§ **TASK OBJECTIVE**:
Under this task are some entries; return every one of them exactly.

§ **DATA ENTRIES**:

══════════════════════════════

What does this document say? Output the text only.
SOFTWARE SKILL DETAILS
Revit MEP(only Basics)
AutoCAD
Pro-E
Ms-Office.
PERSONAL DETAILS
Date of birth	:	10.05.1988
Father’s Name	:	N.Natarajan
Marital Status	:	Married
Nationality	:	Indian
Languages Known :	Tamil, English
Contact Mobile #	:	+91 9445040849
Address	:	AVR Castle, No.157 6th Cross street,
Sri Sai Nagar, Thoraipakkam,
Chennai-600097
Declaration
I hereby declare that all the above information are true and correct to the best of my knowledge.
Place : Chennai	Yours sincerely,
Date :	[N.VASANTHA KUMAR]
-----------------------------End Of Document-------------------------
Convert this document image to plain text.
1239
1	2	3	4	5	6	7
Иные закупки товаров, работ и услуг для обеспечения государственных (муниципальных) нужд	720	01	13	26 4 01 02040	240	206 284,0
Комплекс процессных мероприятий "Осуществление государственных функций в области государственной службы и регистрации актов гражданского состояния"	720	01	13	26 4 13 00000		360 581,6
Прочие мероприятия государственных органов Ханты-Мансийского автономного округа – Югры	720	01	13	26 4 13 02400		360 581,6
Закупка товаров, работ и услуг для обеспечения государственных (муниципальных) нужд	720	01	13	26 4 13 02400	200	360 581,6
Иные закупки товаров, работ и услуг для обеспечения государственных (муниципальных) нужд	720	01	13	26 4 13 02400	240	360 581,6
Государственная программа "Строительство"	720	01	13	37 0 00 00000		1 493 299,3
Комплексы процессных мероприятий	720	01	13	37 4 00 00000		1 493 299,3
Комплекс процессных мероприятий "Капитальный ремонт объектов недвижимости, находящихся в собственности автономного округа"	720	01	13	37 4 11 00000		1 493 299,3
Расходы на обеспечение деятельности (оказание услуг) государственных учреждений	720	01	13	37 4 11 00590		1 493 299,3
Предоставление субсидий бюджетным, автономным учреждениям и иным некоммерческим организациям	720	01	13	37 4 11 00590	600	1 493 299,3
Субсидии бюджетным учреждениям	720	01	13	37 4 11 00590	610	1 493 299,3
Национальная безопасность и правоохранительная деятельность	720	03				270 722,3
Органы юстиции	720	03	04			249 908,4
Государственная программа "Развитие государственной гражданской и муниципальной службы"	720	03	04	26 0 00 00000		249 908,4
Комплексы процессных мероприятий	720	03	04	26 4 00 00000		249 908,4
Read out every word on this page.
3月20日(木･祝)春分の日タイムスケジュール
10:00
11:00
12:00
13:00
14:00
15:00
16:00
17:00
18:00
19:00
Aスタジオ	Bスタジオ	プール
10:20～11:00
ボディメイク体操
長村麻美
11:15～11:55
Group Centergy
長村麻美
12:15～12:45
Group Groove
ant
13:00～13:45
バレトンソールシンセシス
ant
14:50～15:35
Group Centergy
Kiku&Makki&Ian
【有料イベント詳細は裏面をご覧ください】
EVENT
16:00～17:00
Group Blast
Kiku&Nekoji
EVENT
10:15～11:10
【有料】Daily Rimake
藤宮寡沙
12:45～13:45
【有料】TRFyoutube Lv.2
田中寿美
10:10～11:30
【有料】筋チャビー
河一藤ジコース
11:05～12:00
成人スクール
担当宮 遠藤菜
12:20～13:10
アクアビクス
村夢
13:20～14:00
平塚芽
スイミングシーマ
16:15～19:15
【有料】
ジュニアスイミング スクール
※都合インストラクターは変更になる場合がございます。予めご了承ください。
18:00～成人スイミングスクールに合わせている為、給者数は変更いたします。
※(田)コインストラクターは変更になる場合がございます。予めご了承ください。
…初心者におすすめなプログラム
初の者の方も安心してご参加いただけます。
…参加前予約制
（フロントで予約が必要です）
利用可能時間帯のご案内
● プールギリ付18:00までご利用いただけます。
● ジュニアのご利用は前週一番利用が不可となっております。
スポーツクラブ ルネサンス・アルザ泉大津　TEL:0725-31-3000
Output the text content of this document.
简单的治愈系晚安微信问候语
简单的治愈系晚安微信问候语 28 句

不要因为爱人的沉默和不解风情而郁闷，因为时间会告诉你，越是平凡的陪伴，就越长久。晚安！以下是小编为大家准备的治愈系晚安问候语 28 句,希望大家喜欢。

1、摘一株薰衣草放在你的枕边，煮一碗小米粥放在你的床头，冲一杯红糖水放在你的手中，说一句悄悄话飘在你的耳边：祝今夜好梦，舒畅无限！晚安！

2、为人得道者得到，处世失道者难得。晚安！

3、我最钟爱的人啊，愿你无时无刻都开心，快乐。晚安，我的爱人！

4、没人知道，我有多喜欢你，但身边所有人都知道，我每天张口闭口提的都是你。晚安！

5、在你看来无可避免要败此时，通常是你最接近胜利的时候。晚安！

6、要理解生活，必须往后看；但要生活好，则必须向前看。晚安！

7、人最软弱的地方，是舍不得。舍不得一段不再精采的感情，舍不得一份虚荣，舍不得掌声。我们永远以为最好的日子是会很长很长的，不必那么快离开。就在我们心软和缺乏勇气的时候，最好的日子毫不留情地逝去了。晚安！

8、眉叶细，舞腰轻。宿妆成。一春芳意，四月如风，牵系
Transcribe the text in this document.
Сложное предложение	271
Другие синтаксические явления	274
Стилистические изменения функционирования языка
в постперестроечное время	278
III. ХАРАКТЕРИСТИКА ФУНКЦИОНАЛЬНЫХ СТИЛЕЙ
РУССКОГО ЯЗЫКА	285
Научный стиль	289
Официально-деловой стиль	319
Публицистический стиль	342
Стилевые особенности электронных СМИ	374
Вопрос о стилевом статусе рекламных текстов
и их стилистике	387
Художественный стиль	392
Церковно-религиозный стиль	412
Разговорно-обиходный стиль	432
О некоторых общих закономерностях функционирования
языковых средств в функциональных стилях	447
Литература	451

══════════════════════════════

§ **RESPONSE TO THIS EXERCISE**:
What does this document say? Output the text only.
SOFTWARE SKILL DETAILS
Revit MEP(only Basics)
AutoCAD
Pro-E
Ms-Office.
PERSONAL DETAILS
Date of birth	:	10.05.1988
Father’s Name	:	N.Natarajan
Marital Status	:	Married
Nationality	:	Indian
Languages Known :	Tamil, English
Contact Mobile #	:	+91 9445040849
Address	:	AVR Castle, No.157 6th Cross street,
Sri Sai Nagar, Thoraipakkam,
Chennai-600097
Declaration
I hereby declare that all the above information are true and correct to the best of my knowledge.
Place : Chennai	Yours sincerely,
Date :	[N.VASANTHA KUMAR]
-----------------------------End Of Document-------------------------
Convert this document image to plain text.
1239
1	2	3	4	5	6	7
Иные закупки товаров, работ и услуг для обеспечения государственных (муниципальных) нужд	720	01	13	26 4 01 02040	240	206 284,0
Комплекс процессных мероприятий "Осуществление государственных функций в области государственной службы и регистрации актов гражданского состояния"	720	01	13	26 4 13 00000		360 581,6
Прочие мероприятия государственных органов Ханты-Мансийского автономного округа – Югры	720	01	13	26 4 13 02400		360 581,6
Закупка товаров, работ и услуг для обеспечения государственных (муниципальных) нужд	720	01	13	26 4 13 02400	200	360 581,6
Иные закупки товаров, работ и услуг для обеспечения государственных (муниципальных) нужд	720	01	13	26 4 13 02400	240	360 581,6
Государственная программа "Строительство"	720	01	13	37 0 00 00000		1 493 299,3
Комплексы процессных мероприятий	720	01	13	37 4 00 00000		1 493 299,3
Комплекс процессных мероприятий "Капитальный ремонт объектов недвижимости, находящихся в собственности автономного округа"	720	01	13	37 4 11 00000		1 493 299,3
Расходы на обеспечение деятельности (оказание услуг) государственных учреждений	720	01	13	37 4 11 00590		1 493 299,3
Предоставление субсидий бюджетным, автономным учреждениям и иным некоммерческим организациям	720	01	13	37 4 11 00590	600	1 493 299,3
Субсидии бюджетным учреждениям	720	01	13	37 4 11 00590	610	1 493 299,3
Национальная безопасность и правоохранительная деятельность	720	03				270 722,3
Органы юстиции	720	03	04			249 908,4
Государственная программа "Развитие государственной гражданской и муниципальной службы"	720	03	04	26 0 00 00000		249 908,4
Комплексы процессных мероприятий	720	03	04	26 4 00 00000		249 908,4
Read out every word on this page.
3月20日(木･祝)春分の日タイムスケジュール
10:00
11:00
12:00
13:00
14:00
15:00
16:00
17:00
18:00
19:00
Aスタジオ	Bスタジオ	プール
10:20～11:00
ボディメイク体操
長村麻美
11:15～11:55
Group Centergy
長村麻美
12:15～12:45
Group Groove
ant
13:00～13:45
バレトンソールシンセシス
ant
14:50～15:35
Group Centergy
Kiku&Makki&Ian
【有料イベント詳細は裏面をご覧ください】
EVENT
16:00～17:00
Group Blast
Kiku&Nekoji
EVENT
10:15～11:10
【有料】Daily Rimake
藤宮寡沙
12:45～13:45
【有料】TRFyoutube Lv.2
田中寿美
10:10～11:30
【有料】筋チャビー
河一藤ジコース
11:05～12:00
成人スクール
担当宮 遠藤菜
12:20～13:10
アクアビクス
村夢
13:20～14:00
平塚芽
スイミングシーマ
16:15～19:15
【有料】
ジュニアスイミング スクール
※都合インストラクターは変更になる場合がございます。予めご了承ください。
18:00～成人スイミングスクールに合わせている為、給者数は変更いたします。
※(田)コインストラクターは変更になる場合がございます。予めご了承ください。
…初心者におすすめなプログラム
初の者の方も安心してご参加いただけます。
…参加前予約制
（フロントで予約が必要です）
利用可能時間帯のご案内
● プールギリ付18:00までご利用いただけます。
● ジュニアのご利用は前週一番利用が不可となっております。
スポーツクラブ ルネサンス・アルザ泉大津　TEL:0725-31-3000
Output the text content of this document.
简单的治愈系晚安微信问候语
简单的治愈系晚安微信问候语 28 句

不要因为爱人的沉默和不解风情而郁闷，因为时间会告诉你，越是平凡的陪伴，就越长久。晚安！以下是小编为大家准备的治愈系晚安问候语 28 句,希望大家喜欢。

1、摘一株薰衣草放在你的枕边，煮一碗小米粥放在你的床头，冲一杯红糖水放在你的手中，说一句悄悄话飘在你的耳边：祝今夜好梦，舒畅无限！晚安！

2、为人得道者得到，处世失道者难得。晚安！

3、我最钟爱的人啊，愿你无时无刻都开心，快乐。晚安，我的爱人！

4、没人知道，我有多喜欢你，但身边所有人都知道，我每天张口闭口提的都是你。晚安！

5、在你看来无可避免要败此时，通常是你最接近胜利的时候。晚安！

6、要理解生活，必须往后看；但要生活好，则必须向前看。晚安！

7、人最软弱的地方，是舍不得。舍不得一段不再精采的感情，舍不得一份虚荣，舍不得掌声。我们永远以为最好的日子是会很长很长的，不必那么快离开。就在我们心软和缺乏勇气的时候，最好的日子毫不留情地逝去了。晚安！

8、眉叶细，舞腰轻。宿妆成。一春芳意，四月如风，牵系
Transcribe the text in this document.
Сложное предложение	271
Другие синтаксические явления	274
Стилистические изменения функционирования языка
в постперестроечное время	278
III. ХАРАКТЕРИСТИКА ФУНКЦИОНАЛЬНЫХ СТИЛЕЙ
РУССКОГО ЯЗЫКА	285
Научный стиль	289
Официально-деловой стиль	319
Публицистический стиль	342
Стилевые особенности электронных СМИ	374
Вопрос о стилевом статусе рекламных текстов
и их стилистике	387
Художественный стиль	392
Церковно-религиозный стиль	412
Разговорно-обиходный стиль	432
О некоторых общих закономерностях функционирования
языковых средств в функциональных стилях	447
Литература	451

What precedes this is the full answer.